| DEINE AUFGABEN |
1) Gib aus dem Lesetext über das Ende des Steinkohlebergbaus in Tschechien den Abschnitt wortgetreu wieder, der mit den Worten "Staat bietet Umschulungen" beginnt und mit "2033 Schluss sein." endet.
2) Beantworte anhand des Lesetexts über das Ende des Steinkohlebergbaus in Tschechien, in welcher Tiefe im Jahr 1992 die Hochzeit im Bergwerk CSM stattfand.

| LESETEXT |
- - - - - - -
Im Osten Tschechiens endet die Steinkohle-Ära. Was die Schließung für die Region Mährisch-Schlesien bedeutet - und warum eine Hochzeit unvergessen bleibt.

Tschechien hat nach fast 250 Jahren Abschied vom Steinkohlebergbau genommen. Im Bergwerk CSM in Stonava im Osten des Landes wurde am Mittwoch die symbolische letzte Lore mit Kohle aus einer Tiefe von 1300 Metern an die Oberfläche gebracht. An der offiziellen Abschiedszeremonie nahmen zahlreiche geladene Gäste teil.

Historischer Augenblick für Region

Das staatliche Förderunternehmen OKD begründete die Entscheidung damit, dass das letzte verbliebene Steinkohlebergwerk aufgrund der hohen Förderkosten nicht mehr wirtschaftlich zu betreiben sei. "Wir wollen diesen historischen Augenblick nutzen, um allen Bergleuten Respekt zu zollen - innerhalb von fast 250 Jahren waren es rund zehn Generationen", sagte OKD-Generaldirektor Roman Sikora.

Das Bergwerk CSM hat im Laufe seiner Geschichte viel erlebt. Die Stollen und Gänge haben eine Länge von mehr als einer Million Metern. Im Jahr 1992 fand in einer Tiefe von rund 900 Metern eine Hochzeit statt: Ein Grubenelektriker und eine Verkäuferin gaben sich das Ja-Wort. Ein Jahr zuvor machte der Dramatiker, Bürgerrechtler und damalige Präsident Vaclav Havel eine Fahrt unter Tage.

Staat bietet Umschulungen an

In der vom Bergbau stark geprägten Industrieregion Mährisch-Schlesien endet mit der Schließung eine Ära. Rund 700 Mitarbeiter werden noch mit den Stillegungsarbeiten beschäftigt sein. Den übrigen werden Umschulungen angeboten. Deutschland hatte sein letztes Steinkohlebergwerk in Bottrop im Ruhrgebiet bereits 2018 geschlossen. Mit dem Braunkohleabbau in Tagebauen soll im EU-Mitgliedstaat Tschechien indes erst 2033 Schluss sein.
- - - - - - -
| GEGEBENE ANGABEN |
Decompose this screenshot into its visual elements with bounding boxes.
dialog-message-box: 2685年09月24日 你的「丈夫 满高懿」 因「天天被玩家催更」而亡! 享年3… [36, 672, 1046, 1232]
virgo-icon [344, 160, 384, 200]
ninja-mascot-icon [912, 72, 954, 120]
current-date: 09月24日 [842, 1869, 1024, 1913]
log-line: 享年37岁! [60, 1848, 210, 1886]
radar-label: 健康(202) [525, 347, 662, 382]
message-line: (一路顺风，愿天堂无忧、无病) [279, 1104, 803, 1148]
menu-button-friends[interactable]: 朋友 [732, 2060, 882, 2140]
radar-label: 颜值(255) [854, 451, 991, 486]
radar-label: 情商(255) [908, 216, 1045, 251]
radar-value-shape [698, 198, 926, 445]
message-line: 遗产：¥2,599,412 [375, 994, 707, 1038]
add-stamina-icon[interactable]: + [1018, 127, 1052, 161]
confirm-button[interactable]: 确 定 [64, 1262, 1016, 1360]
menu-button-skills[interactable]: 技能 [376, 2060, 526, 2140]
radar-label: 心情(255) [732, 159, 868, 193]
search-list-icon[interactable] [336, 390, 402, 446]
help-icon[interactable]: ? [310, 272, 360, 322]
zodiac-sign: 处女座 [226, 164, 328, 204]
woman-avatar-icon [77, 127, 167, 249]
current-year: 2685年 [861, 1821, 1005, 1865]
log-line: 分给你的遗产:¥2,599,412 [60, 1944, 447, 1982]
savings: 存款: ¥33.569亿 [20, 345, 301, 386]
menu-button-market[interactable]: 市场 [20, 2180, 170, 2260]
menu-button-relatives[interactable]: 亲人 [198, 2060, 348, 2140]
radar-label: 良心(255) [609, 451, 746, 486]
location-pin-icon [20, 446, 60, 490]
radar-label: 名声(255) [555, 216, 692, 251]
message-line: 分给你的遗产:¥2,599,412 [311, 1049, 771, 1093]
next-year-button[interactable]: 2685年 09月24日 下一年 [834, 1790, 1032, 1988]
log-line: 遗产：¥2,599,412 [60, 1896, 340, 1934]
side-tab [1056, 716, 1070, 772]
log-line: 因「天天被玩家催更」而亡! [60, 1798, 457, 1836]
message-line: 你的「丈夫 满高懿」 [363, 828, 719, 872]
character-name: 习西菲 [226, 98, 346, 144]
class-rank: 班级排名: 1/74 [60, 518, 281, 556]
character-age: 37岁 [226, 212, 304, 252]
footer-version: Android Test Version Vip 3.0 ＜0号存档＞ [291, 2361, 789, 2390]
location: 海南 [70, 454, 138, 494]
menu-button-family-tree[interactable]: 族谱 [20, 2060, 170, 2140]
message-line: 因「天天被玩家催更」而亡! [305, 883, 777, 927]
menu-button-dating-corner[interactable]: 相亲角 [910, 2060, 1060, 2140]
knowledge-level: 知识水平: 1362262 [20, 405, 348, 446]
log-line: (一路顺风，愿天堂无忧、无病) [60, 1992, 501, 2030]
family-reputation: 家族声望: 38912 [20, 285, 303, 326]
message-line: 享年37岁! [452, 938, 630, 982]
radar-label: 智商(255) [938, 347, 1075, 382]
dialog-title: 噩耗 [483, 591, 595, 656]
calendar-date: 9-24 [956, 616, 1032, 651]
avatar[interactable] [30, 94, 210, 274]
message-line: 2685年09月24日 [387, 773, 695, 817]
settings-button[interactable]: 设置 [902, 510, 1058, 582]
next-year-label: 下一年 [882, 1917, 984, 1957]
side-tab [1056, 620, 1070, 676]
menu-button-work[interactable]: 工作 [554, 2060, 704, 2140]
- - - - - - -
| LÖSUNGEN |
1)
Staat bietet Umschulungen an

In der vom Bergbau stark geprägten Industrieregion Mährisch-Schlesien endet mit der Schließung eine Ära. Rund 700 Mitarbeiter werden noch mit den Stillegungsarbeiten beschäftigt sein. Den übrigen werden Umschulungen angeboten. Deutschland hatte sein letztes Steinkohlebergwerk in Bottrop im Ruhrgebiet bereits 2018 geschlossen. Mit dem Braunkohleabbau in Tagebauen soll im EU-Mitgliedstaat Tschechien indes erst 2033 Schluss sein.

2) In einer Tiefe von rund 900 Metern.